Exercise details
Skip every picture and transcribe the remaining material exactly.

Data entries
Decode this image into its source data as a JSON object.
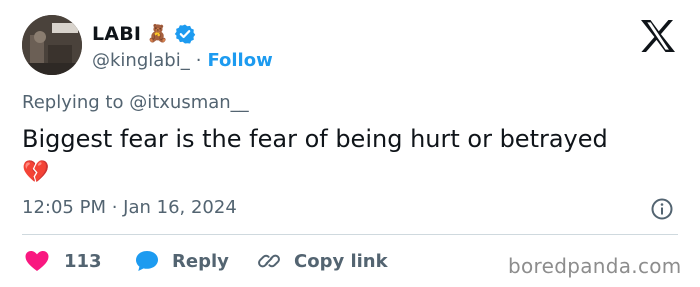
{
  "author": {
    "display_name": "LABI",
    "name_emoji": "🧸",
    "verified_icon": "verified-badge-icon",
    "handle": "@kinglabi_",
    "separator": "·",
    "follow_label": "Follow"
  },
  "reply_context": "Replying to @itxusman__",
  "tweet": {
    "text": "Biggest fear is the fear of being hurt or betrayed",
    "emoji": "💔"
  },
  "timestamp": "12:05 PM · Jan 16, 2024",
  "actions": {
    "like_count": "113",
    "reply_label": "Reply",
    "copy_label": "Copy link"
  },
  "watermark": "boredpanda.com",
  "colors": {
    "accent": "#1d9bf0",
    "like": "#f91880",
    "muted": "#536471",
    "text": "#0f1419",
    "divider": "#cfd9de"
  },
  "icons": {
    "logo": "x-logo-icon",
    "info": "info-icon",
    "like": "heart-icon",
    "reply": "speech-bubble-icon",
    "copy": "link-icon"
  }
}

Output of the task
Decode this image into its source data as a JSON object.
{
  "author": {
    "display_name": "LABI",
    "name_emoji": "🧸",
    "verified_icon": "verified-badge-icon",
    "handle": "@kinglabi_",
    "separator": "·",
    "follow_label": "Follow"
  },
  "reply_context": "Replying to @itxusman__",
  "tweet": {
    "text": "Biggest fear is the fear of being hurt or betrayed",
    "emoji": "💔"
  },
  "timestamp": "12:05 PM · Jan 16, 2024",
  "actions": {
    "like_count": "113",
    "reply_label": "Reply",
    "copy_label": "Copy link"
  },
  "watermark": "boredpanda.com",
  "colors": {
    "accent": "#1d9bf0",
    "like": "#f91880",
    "muted": "#536471",
    "text": "#0f1419",
    "divider": "#cfd9de"
  },
  "icons": {
    "logo": "x-logo-icon",
    "info": "info-icon",
    "like": "heart-icon",
    "reply": "speech-bubble-icon",
    "copy": "link-icon"
  }
}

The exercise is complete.